====== Task input ======

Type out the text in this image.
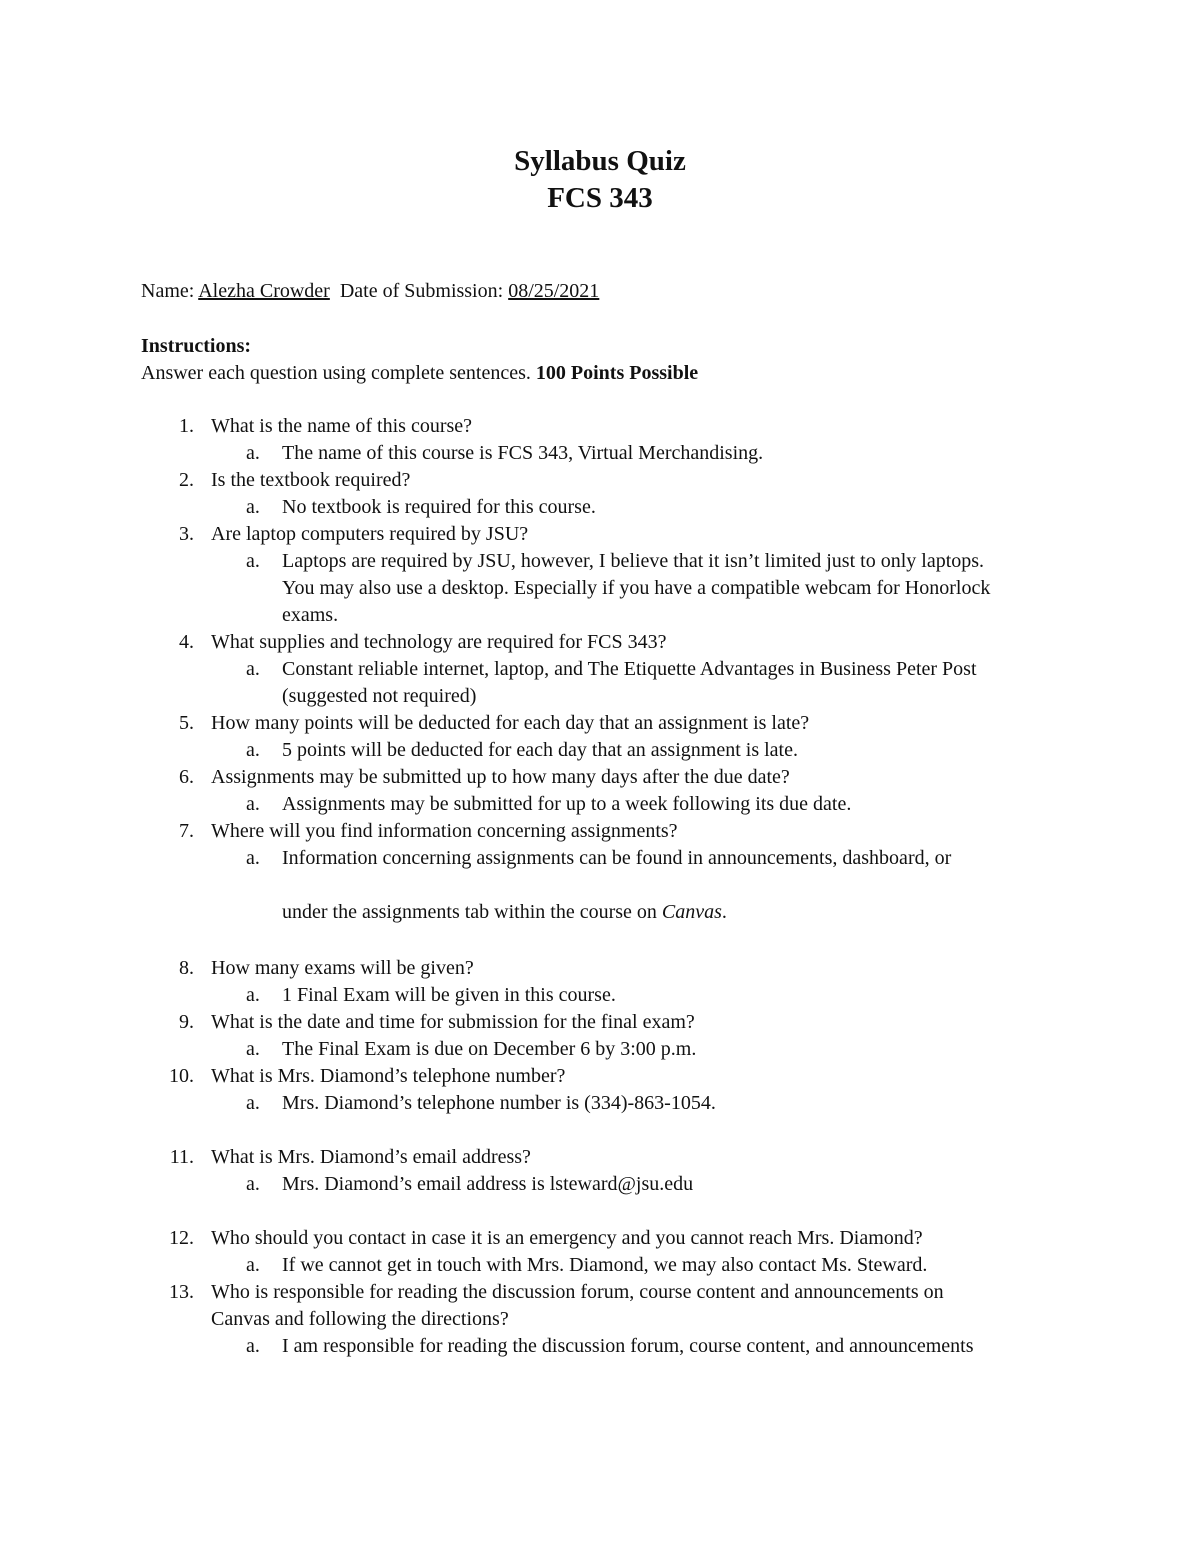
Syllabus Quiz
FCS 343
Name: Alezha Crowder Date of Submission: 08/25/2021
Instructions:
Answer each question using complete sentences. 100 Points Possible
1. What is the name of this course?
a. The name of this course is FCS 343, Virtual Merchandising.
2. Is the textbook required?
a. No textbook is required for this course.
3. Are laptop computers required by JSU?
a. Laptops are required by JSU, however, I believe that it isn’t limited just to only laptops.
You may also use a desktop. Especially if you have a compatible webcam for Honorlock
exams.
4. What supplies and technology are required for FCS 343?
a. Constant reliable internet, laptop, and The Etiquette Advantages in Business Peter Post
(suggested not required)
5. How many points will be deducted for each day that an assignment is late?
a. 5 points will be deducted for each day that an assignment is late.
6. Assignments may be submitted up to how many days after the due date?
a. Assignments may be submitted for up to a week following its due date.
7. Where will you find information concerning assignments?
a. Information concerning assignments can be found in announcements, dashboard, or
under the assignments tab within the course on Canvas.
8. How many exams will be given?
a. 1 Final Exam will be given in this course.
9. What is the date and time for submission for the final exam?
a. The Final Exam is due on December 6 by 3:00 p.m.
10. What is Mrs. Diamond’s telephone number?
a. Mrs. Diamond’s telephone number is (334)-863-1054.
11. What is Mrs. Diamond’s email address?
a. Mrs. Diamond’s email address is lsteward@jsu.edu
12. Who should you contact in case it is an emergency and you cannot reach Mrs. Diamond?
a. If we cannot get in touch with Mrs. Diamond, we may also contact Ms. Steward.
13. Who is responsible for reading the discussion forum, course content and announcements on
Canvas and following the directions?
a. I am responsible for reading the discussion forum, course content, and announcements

======

Make an exact copy of the data above, pictures excluded.

## Complete output
Type out the text in this image.
Syllabus Quiz
FCS 343
Name: Alezha Crowder Date of Submission: 08/25/2021
Instructions:
Answer each question using complete sentences. 100 Points Possible
1. What is the name of this course?
a. The name of this course is FCS 343, Virtual Merchandising.
2. Is the textbook required?
a. No textbook is required for this course.
3. Are laptop computers required by JSU?
a. Laptops are required by JSU, however, I believe that it isn’t limited just to only laptops.
You may also use a desktop. Especially if you have a compatible webcam for Honorlock
exams.
4. What supplies and technology are required for FCS 343?
a. Constant reliable internet, laptop, and The Etiquette Advantages in Business Peter Post
(suggested not required)
5. How many points will be deducted for each day that an assignment is late?
a. 5 points will be deducted for each day that an assignment is late.
6. Assignments may be submitted up to how many days after the due date?
a. Assignments may be submitted for up to a week following its due date.
7. Where will you find information concerning assignments?
a. Information concerning assignments can be found in announcements, dashboard, or
under the assignments tab within the course on Canvas.
8. How many exams will be given?
a. 1 Final Exam will be given in this course.
9. What is the date and time for submission for the final exam?
a. The Final Exam is due on December 6 by 3:00 p.m.
10. What is Mrs. Diamond’s telephone number?
a. Mrs. Diamond’s telephone number is (334)-863-1054.
11. What is Mrs. Diamond’s email address?
a. Mrs. Diamond’s email address is lsteward@jsu.edu
12. Who should you contact in case it is an emergency and you cannot reach Mrs. Diamond?
a. If we cannot get in touch with Mrs. Diamond, we may also contact Ms. Steward.
13. Who is responsible for reading the discussion forum, course content and announcements on
Canvas and following the directions?
a. I am responsible for reading the discussion forum, course content, and announcements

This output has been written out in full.